## Directions
Give a verbatim quotation of every record.

## Data extract
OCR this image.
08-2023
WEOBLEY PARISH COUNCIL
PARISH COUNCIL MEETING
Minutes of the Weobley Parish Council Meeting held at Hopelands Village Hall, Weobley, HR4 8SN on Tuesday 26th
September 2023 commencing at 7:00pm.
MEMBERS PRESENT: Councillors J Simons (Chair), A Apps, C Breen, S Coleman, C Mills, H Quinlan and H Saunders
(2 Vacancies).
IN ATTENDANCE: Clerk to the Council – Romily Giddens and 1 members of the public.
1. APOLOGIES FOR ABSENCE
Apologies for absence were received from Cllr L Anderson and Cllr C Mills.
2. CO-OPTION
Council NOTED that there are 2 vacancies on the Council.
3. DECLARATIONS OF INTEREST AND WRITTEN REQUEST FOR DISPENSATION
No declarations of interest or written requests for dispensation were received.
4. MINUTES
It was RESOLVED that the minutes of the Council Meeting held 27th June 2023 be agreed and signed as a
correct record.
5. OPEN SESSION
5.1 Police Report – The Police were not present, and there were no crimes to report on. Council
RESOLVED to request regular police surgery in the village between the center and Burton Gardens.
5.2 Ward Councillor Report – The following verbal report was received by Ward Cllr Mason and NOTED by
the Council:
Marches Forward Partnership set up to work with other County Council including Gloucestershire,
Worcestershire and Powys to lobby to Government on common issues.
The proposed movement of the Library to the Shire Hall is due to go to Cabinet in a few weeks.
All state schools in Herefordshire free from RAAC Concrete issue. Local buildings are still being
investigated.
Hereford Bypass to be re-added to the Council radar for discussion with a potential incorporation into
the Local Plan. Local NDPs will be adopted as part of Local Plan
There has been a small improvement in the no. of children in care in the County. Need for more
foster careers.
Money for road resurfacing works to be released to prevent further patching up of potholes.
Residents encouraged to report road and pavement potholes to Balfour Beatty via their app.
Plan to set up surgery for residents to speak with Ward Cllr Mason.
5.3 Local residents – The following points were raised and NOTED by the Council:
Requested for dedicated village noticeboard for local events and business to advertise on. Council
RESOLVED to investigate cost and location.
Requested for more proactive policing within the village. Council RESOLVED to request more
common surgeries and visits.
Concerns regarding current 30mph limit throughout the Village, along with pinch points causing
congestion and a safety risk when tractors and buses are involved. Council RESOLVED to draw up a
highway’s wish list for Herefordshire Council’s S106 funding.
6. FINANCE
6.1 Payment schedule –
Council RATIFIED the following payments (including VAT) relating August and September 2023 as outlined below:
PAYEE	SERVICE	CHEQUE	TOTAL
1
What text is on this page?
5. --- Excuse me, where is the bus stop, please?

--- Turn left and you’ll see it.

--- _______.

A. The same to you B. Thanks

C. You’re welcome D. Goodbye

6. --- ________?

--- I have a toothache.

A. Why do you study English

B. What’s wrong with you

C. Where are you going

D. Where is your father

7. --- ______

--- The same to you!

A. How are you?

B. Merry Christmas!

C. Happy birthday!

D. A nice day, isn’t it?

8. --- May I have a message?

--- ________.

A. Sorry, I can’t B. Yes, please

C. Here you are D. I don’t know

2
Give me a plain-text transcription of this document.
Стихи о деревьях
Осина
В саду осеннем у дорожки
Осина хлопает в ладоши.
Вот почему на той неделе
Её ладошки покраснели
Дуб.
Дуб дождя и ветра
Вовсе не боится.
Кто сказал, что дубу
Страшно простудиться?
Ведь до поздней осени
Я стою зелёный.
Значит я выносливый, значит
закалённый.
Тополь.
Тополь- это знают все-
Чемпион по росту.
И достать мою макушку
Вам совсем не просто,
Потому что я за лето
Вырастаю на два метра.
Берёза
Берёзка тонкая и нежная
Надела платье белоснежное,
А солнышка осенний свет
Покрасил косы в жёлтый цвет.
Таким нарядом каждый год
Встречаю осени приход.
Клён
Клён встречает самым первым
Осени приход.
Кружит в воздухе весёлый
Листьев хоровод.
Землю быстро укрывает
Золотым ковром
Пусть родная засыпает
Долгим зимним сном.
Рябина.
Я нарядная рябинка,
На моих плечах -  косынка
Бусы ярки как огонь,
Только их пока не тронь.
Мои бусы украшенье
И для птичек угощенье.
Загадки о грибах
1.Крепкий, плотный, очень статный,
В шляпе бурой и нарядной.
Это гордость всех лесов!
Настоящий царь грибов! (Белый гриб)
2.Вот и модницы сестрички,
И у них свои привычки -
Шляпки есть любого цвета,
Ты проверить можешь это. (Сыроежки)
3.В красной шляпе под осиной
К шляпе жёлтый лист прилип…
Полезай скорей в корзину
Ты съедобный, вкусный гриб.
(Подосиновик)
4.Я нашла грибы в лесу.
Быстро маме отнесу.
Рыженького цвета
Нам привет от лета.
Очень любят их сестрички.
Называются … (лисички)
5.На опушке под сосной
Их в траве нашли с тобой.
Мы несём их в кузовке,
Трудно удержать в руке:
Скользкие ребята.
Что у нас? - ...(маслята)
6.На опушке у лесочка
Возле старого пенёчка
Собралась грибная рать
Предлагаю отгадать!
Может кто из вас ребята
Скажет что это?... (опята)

## Written answer
OCR this image.
08-2023
WEOBLEY PARISH COUNCIL
PARISH COUNCIL MEETING
Minutes of the Weobley Parish Council Meeting held at Hopelands Village Hall, Weobley, HR4 8SN on Tuesday 26th
September 2023 commencing at 7:00pm.
MEMBERS PRESENT: Councillors J Simons (Chair), A Apps, C Breen, S Coleman, C Mills, H Quinlan and H Saunders
(2 Vacancies).
IN ATTENDANCE: Clerk to the Council – Romily Giddens and 1 members of the public.
1. APOLOGIES FOR ABSENCE
Apologies for absence were received from Cllr L Anderson and Cllr C Mills.
2. CO-OPTION
Council NOTED that there are 2 vacancies on the Council.
3. DECLARATIONS OF INTEREST AND WRITTEN REQUEST FOR DISPENSATION
No declarations of interest or written requests for dispensation were received.
4. MINUTES
It was RESOLVED that the minutes of the Council Meeting held 27th June 2023 be agreed and signed as a
correct record.
5. OPEN SESSION
5.1 Police Report – The Police were not present, and there were no crimes to report on. Council
RESOLVED to request regular police surgery in the village between the center and Burton Gardens.
5.2 Ward Councillor Report – The following verbal report was received by Ward Cllr Mason and NOTED by
the Council:
Marches Forward Partnership set up to work with other County Council including Gloucestershire,
Worcestershire and Powys to lobby to Government on common issues.
The proposed movement of the Library to the Shire Hall is due to go to Cabinet in a few weeks.
All state schools in Herefordshire free from RAAC Concrete issue. Local buildings are still being
investigated.
Hereford Bypass to be re-added to the Council radar for discussion with a potential incorporation into
the Local Plan. Local NDPs will be adopted as part of Local Plan
There has been a small improvement in the no. of children in care in the County. Need for more
foster careers.
Money for road resurfacing works to be released to prevent further patching up of potholes.
Residents encouraged to report road and pavement potholes to Balfour Beatty via their app.
Plan to set up surgery for residents to speak with Ward Cllr Mason.
5.3 Local residents – The following points were raised and NOTED by the Council:
Requested for dedicated village noticeboard for local events and business to advertise on. Council
RESOLVED to investigate cost and location.
Requested for more proactive policing within the village. Council RESOLVED to request more
common surgeries and visits.
Concerns regarding current 30mph limit throughout the Village, along with pinch points causing
congestion and a safety risk when tractors and buses are involved. Council RESOLVED to draw up a
highway’s wish list for Herefordshire Council’s S106 funding.
6. FINANCE
6.1 Payment schedule –
Council RATIFIED the following payments (including VAT) relating August and September 2023 as outlined below:
PAYEE	SERVICE	CHEQUE	TOTAL
1
What text is on this page?
5. --- Excuse me, where is the bus stop, please?

--- Turn left and you’ll see it.

--- _______.

A. The same to you B. Thanks

C. You’re welcome D. Goodbye

6. --- ________?

--- I have a toothache.

A. Why do you study English

B. What’s wrong with you

C. Where are you going

D. Where is your father

7. --- ______

--- The same to you!

A. How are you?

B. Merry Christmas!

C. Happy birthday!

D. A nice day, isn’t it?

8. --- May I have a message?

--- ________.

A. Sorry, I can’t B. Yes, please

C. Here you are D. I don’t know

2
Give me a plain-text transcription of this document.
Стихи о деревьях
Осина
В саду осеннем у дорожки
Осина хлопает в ладоши.
Вот почему на той неделе
Её ладошки покраснели
Дуб.
Дуб дождя и ветра
Вовсе не боится.
Кто сказал, что дубу
Страшно простудиться?
Ведь до поздней осени
Я стою зелёный.
Значит я выносливый, значит
закалённый.
Тополь.
Тополь- это знают все-
Чемпион по росту.
И достать мою макушку
Вам совсем не просто,
Потому что я за лето
Вырастаю на два метра.
Берёза
Берёзка тонкая и нежная
Надела платье белоснежное,
А солнышка осенний свет
Покрасил косы в жёлтый цвет.
Таким нарядом каждый год
Встречаю осени приход.
Клён
Клён встречает самым первым
Осени приход.
Кружит в воздухе весёлый
Листьев хоровод.
Землю быстро укрывает
Золотым ковром
Пусть родная засыпает
Долгим зимним сном.
Рябина.
Я нарядная рябинка,
На моих плечах -  косынка
Бусы ярки как огонь,
Только их пока не тронь.
Мои бусы украшенье
И для птичек угощенье.
Загадки о грибах
1.Крепкий, плотный, очень статный,
В шляпе бурой и нарядной.
Это гордость всех лесов!
Настоящий царь грибов! (Белый гриб)
2.Вот и модницы сестрички,
И у них свои привычки -
Шляпки есть любого цвета,
Ты проверить можешь это. (Сыроежки)
3.В красной шляпе под осиной
К шляпе жёлтый лист прилип…
Полезай скорей в корзину
Ты съедобный, вкусный гриб.
(Подосиновик)
4.Я нашла грибы в лесу.
Быстро маме отнесу.
Рыженького цвета
Нам привет от лета.
Очень любят их сестрички.
Называются … (лисички)
5.На опушке под сосной
Их в траве нашли с тобой.
Мы несём их в кузовке,
Трудно удержать в руке:
Скользкие ребята.
Что у нас? - ...(маслята)
6.На опушке у лесочка
Возле старого пенёчка
Собралась грибная рать
Предлагаю отгадать!
Может кто из вас ребята
Скажет что это?... (опята)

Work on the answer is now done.